◆ **What needs to be done**
Within the records that follow, find every line containing the string "saat". Copy those lines.

(Stored records)

::::

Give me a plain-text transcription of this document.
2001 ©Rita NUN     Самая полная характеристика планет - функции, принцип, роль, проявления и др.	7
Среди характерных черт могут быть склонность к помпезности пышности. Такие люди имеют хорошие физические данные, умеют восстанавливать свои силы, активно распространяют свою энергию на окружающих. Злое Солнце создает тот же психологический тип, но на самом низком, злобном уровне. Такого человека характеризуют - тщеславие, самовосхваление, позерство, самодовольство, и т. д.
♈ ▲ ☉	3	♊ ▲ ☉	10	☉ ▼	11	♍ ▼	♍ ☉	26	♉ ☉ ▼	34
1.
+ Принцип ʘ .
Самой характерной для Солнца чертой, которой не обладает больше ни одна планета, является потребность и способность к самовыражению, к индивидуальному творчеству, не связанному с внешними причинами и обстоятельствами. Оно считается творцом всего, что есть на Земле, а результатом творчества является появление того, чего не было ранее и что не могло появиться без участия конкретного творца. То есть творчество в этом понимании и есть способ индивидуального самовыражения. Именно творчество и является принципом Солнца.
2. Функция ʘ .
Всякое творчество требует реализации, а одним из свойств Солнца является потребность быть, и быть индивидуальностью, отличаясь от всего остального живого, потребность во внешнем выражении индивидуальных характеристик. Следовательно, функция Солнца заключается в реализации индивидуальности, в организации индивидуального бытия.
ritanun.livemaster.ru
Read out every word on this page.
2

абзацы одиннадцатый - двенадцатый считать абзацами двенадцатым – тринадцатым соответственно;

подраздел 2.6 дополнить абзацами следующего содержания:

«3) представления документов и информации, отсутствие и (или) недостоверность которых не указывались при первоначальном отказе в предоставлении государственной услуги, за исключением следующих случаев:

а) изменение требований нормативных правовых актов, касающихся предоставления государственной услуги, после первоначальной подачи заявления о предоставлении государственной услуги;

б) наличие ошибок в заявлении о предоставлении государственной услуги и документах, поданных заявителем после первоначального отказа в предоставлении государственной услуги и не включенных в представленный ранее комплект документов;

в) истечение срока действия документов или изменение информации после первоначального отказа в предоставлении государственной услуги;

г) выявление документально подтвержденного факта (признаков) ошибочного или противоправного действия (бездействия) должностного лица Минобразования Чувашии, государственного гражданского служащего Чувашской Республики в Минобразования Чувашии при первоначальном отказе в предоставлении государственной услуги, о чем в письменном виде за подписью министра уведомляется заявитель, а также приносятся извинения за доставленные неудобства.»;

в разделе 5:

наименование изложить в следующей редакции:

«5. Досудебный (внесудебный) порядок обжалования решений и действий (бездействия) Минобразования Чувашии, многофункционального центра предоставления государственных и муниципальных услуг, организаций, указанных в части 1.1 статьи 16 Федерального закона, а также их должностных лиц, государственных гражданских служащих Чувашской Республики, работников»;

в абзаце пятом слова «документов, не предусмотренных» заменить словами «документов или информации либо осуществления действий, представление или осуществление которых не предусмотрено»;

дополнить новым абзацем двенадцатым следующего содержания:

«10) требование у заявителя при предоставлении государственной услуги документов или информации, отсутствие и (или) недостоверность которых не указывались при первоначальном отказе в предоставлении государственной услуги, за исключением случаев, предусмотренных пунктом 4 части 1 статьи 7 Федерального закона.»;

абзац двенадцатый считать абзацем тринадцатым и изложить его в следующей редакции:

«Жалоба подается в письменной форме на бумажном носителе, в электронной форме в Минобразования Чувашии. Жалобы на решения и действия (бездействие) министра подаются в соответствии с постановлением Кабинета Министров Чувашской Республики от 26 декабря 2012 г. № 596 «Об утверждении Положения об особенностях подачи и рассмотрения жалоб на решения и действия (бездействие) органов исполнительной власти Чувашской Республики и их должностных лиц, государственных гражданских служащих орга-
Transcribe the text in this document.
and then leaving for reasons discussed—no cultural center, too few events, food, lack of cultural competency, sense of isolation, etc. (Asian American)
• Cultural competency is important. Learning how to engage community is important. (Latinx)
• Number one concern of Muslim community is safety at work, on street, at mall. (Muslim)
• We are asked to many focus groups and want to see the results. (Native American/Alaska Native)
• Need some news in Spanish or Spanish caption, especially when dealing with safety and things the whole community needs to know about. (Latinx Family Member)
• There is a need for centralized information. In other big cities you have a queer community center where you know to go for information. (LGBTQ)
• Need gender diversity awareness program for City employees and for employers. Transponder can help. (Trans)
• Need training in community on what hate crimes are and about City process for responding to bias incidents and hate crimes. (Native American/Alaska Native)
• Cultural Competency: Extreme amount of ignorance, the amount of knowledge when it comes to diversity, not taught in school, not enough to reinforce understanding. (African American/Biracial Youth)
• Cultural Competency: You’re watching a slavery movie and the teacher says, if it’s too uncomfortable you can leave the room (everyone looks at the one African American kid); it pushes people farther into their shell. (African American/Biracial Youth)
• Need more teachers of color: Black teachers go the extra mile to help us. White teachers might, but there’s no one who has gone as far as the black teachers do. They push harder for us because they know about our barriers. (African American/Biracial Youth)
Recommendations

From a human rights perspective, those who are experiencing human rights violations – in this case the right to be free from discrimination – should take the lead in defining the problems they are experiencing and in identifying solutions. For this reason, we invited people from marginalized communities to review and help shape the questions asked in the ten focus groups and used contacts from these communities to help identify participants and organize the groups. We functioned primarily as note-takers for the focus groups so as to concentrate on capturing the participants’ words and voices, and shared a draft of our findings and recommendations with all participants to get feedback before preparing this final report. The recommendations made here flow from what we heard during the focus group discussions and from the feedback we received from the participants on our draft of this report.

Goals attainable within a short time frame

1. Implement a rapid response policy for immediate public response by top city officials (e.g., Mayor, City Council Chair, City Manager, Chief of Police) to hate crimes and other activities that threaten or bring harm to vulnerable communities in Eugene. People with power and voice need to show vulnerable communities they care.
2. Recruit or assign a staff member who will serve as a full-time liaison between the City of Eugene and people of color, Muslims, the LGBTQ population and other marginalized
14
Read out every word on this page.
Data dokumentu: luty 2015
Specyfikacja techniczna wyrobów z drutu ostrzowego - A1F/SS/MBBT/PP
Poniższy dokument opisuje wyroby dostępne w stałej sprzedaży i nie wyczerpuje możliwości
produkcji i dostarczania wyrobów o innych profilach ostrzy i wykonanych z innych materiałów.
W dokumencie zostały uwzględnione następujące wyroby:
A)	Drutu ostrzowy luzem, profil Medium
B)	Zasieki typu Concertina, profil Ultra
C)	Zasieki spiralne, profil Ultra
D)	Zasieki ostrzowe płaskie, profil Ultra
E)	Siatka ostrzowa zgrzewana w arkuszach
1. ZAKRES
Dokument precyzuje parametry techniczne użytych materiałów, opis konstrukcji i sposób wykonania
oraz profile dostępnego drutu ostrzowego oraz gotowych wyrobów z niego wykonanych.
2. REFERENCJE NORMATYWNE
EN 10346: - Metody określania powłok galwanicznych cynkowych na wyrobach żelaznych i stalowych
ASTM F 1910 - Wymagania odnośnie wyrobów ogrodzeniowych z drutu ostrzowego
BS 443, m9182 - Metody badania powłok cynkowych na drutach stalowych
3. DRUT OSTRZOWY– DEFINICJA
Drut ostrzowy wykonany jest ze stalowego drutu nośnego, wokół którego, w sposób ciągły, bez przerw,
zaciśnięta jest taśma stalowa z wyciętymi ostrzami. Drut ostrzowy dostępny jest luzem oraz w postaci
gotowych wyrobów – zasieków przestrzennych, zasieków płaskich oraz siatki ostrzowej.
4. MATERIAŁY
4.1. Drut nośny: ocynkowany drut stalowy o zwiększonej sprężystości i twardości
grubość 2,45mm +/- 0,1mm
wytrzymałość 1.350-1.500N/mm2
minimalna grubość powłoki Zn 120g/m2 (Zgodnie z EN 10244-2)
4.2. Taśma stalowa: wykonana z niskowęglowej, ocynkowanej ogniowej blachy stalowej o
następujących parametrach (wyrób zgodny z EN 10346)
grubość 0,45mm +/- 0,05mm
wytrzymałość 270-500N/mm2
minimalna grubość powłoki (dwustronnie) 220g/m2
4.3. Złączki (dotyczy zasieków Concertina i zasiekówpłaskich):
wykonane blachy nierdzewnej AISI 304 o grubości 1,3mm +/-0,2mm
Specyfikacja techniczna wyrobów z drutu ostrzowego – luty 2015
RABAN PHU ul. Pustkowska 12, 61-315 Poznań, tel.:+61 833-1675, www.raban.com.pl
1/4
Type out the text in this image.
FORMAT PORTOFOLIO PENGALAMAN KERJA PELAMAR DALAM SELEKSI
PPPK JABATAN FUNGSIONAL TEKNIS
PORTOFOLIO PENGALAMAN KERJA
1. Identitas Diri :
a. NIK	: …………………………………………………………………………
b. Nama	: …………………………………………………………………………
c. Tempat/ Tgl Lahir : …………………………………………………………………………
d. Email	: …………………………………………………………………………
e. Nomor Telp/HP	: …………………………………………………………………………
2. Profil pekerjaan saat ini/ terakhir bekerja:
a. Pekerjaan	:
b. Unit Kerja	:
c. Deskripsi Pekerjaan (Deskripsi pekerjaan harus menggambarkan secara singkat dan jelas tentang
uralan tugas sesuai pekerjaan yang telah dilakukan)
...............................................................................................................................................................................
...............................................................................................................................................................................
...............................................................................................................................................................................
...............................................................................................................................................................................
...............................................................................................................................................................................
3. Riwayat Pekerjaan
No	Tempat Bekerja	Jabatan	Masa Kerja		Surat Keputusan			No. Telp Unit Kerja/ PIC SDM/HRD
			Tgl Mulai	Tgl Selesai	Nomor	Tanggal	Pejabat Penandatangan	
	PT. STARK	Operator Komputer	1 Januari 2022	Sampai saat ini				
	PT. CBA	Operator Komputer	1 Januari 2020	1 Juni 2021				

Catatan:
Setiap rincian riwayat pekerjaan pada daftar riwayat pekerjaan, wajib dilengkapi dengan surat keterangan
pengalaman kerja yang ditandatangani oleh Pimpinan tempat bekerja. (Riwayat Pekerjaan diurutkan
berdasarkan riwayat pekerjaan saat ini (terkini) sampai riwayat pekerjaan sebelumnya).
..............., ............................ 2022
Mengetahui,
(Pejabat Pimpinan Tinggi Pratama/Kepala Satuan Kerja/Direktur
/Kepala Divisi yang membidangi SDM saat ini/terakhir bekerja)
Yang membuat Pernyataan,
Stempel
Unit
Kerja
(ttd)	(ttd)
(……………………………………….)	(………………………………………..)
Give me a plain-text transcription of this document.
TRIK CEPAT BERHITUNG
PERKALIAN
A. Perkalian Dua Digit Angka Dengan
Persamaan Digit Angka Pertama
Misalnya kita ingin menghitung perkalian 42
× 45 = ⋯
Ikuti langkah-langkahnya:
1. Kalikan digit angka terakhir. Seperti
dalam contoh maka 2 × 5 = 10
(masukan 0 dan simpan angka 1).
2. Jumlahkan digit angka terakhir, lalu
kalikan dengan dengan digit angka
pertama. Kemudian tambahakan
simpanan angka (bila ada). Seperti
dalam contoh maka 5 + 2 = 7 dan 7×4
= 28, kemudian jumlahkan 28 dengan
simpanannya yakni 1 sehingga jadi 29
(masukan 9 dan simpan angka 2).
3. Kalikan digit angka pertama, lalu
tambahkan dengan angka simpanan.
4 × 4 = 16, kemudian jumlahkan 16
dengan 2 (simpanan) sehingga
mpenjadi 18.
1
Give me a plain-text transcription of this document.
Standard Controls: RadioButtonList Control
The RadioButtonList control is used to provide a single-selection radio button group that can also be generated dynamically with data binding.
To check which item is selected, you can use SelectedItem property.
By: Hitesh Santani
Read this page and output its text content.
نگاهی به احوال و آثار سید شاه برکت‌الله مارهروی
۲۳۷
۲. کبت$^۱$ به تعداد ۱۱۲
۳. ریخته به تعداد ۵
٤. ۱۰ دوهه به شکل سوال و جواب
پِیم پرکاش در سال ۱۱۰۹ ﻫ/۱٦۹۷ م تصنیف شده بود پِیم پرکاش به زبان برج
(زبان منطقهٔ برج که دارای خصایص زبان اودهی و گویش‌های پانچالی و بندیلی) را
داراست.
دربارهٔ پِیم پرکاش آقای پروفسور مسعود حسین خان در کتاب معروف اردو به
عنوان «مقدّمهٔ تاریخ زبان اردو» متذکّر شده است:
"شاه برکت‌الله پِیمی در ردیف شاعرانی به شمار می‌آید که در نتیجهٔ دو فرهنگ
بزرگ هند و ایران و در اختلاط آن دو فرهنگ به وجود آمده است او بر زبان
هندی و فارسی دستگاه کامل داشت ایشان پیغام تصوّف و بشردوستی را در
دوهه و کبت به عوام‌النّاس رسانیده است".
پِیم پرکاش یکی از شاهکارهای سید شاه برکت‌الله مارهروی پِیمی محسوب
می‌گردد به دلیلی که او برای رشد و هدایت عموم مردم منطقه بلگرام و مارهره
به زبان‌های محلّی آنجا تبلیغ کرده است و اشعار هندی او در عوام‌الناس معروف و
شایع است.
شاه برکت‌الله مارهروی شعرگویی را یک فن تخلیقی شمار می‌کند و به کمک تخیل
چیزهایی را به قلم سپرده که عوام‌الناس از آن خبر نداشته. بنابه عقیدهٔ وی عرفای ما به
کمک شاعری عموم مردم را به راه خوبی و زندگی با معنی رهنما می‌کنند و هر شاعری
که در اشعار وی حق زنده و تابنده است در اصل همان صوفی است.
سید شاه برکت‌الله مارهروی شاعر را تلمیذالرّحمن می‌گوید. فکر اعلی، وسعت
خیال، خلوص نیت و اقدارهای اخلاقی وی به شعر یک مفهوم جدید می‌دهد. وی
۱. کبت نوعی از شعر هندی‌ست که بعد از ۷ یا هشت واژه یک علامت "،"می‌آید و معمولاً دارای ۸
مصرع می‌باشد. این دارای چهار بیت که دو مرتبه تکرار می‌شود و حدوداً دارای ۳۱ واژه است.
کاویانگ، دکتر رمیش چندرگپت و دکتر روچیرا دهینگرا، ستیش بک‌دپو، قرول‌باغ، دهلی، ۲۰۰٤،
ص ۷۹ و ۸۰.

::::

◆ **Exercise result**
2. Profil pekerjaan saat ini/ terakhir bekerja:
	PT. STARK	Operator Komputer	1 Januari 2022	Sampai saat ini				
berdasarkan riwayat pekerjaan saat ini (terkini) sampai riwayat pekerjaan sebelumnya).
/Kepala Divisi yang membidangi SDM saat ini/terakhir bekerja)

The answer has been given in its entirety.